GIVEN DATA
- - - -

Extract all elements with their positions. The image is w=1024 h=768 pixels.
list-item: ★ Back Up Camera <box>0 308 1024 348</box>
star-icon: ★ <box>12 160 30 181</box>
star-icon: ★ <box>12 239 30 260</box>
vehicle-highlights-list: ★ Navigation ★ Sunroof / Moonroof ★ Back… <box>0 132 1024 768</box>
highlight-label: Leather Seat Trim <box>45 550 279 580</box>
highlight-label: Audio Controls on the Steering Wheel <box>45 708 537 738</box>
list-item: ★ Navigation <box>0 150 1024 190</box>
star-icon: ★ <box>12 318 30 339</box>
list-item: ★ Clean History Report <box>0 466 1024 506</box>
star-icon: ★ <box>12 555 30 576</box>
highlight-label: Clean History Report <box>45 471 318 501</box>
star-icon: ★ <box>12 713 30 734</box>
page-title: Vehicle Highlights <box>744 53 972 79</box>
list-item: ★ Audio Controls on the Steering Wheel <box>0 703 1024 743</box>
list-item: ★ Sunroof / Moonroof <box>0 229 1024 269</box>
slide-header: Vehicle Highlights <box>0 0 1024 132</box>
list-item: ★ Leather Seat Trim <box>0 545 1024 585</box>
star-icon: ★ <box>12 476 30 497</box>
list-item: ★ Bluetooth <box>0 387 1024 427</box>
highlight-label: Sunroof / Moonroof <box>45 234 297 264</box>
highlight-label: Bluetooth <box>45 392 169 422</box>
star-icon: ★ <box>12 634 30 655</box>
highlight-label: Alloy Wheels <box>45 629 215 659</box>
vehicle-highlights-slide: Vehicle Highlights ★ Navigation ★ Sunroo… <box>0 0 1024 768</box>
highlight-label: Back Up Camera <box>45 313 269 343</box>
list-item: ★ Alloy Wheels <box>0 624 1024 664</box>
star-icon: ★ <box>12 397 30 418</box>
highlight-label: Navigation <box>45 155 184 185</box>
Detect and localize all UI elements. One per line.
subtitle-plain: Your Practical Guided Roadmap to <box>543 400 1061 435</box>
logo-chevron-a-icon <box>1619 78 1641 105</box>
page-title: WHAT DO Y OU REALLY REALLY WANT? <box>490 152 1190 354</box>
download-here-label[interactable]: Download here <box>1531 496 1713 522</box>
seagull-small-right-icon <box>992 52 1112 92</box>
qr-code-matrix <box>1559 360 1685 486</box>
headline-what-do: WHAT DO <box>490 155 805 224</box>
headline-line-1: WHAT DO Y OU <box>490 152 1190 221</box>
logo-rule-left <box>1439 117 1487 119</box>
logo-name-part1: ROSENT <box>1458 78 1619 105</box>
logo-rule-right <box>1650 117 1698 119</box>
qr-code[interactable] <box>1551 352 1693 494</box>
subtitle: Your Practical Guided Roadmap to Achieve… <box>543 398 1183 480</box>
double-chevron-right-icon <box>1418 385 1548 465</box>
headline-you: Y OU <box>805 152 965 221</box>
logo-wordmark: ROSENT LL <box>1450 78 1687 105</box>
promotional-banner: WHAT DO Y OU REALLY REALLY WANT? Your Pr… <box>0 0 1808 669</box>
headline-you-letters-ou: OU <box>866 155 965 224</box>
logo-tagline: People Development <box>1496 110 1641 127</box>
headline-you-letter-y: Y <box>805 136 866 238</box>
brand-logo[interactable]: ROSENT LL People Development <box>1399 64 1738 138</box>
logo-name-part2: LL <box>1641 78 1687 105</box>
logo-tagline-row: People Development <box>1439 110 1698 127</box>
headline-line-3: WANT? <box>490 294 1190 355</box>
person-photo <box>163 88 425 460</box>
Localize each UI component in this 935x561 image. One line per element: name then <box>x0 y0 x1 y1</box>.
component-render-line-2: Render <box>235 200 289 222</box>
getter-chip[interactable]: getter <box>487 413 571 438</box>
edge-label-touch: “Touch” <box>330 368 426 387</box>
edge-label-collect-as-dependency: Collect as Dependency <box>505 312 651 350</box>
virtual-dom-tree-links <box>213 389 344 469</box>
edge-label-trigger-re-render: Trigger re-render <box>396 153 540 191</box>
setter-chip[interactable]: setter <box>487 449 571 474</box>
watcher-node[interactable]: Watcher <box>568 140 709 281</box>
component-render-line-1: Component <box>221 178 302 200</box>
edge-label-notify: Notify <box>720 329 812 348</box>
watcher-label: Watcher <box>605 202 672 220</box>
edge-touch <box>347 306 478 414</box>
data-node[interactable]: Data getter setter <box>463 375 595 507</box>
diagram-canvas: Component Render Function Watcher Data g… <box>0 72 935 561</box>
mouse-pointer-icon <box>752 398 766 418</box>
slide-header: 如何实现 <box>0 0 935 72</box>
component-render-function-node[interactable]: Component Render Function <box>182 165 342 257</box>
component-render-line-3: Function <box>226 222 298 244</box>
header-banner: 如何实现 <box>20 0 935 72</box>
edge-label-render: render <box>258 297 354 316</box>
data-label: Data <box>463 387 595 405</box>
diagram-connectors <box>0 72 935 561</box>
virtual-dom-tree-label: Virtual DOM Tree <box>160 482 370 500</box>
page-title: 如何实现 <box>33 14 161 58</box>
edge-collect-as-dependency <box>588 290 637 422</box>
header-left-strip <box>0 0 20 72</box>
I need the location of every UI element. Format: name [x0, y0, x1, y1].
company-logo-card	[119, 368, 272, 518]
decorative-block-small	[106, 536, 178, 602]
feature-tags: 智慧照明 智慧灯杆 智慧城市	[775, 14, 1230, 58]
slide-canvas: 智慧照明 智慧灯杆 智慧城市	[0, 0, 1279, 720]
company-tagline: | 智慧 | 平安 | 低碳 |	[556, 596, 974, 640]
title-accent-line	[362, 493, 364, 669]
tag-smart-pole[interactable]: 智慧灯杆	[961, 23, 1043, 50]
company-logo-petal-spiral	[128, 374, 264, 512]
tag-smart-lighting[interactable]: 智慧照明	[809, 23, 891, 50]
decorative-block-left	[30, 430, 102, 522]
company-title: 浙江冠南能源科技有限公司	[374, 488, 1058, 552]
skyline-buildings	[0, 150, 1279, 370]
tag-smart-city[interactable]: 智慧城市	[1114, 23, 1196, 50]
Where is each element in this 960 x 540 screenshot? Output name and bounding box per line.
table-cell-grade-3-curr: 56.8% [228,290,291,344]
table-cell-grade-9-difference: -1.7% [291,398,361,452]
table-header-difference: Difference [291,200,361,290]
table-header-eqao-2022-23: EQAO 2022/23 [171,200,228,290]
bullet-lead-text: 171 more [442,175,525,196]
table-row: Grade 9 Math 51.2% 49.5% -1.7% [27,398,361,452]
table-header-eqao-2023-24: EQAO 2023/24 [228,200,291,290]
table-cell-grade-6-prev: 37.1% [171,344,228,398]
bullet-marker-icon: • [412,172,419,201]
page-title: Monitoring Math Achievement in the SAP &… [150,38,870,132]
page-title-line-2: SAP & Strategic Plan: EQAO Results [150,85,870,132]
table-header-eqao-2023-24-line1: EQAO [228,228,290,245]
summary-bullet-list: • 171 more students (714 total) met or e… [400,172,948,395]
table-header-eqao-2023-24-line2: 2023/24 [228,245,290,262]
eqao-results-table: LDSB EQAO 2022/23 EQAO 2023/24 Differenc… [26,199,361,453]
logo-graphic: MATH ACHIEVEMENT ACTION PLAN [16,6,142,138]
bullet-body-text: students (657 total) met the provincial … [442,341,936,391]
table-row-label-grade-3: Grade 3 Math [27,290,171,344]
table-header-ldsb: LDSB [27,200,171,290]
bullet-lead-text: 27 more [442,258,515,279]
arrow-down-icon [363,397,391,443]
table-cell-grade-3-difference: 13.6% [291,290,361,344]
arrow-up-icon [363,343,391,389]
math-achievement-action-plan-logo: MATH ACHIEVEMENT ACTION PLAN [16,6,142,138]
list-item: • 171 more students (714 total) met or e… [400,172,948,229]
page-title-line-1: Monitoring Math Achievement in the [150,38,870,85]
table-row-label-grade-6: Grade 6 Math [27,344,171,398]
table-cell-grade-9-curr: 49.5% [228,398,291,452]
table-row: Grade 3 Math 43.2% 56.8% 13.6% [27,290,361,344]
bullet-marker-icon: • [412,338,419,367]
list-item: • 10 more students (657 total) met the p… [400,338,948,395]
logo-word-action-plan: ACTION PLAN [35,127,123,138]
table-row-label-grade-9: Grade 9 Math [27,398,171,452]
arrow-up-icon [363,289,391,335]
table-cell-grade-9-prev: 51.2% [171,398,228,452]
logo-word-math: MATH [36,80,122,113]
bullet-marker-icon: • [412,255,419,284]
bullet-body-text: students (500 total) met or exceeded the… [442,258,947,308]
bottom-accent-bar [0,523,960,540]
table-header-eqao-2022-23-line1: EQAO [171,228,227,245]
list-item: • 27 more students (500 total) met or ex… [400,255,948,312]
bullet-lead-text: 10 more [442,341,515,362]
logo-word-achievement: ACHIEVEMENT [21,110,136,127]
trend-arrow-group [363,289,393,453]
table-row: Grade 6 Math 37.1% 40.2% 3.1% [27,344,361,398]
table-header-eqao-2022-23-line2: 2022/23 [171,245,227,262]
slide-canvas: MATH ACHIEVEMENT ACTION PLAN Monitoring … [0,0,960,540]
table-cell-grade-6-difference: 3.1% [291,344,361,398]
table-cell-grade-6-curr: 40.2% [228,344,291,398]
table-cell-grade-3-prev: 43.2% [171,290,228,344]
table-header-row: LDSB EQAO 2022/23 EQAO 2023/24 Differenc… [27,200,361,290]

- - - -

WHAT YOU HAVE TO DO
Retype the entries from their first line through the line containing "star-icon: ★ <box>12 318 30 339</box>", with both ends included, keeping every character as it appears.

RESULT FOR THIS EXERCISE
Extract all elements with their positions. The image is w=1024 h=768 pixels.
list-item: ★ Back Up Camera <box>0 308 1024 348</box>
star-icon: ★ <box>12 160 30 181</box>
star-icon: ★ <box>12 239 30 260</box>
vehicle-highlights-list: ★ Navigation ★ Sunroof / Moonroof ★ Back… <box>0 132 1024 768</box>
highlight-label: Leather Seat Trim <box>45 550 279 580</box>
highlight-label: Audio Controls on the Steering Wheel <box>45 708 537 738</box>
list-item: ★ Navigation <box>0 150 1024 190</box>
star-icon: ★ <box>12 318 30 339</box>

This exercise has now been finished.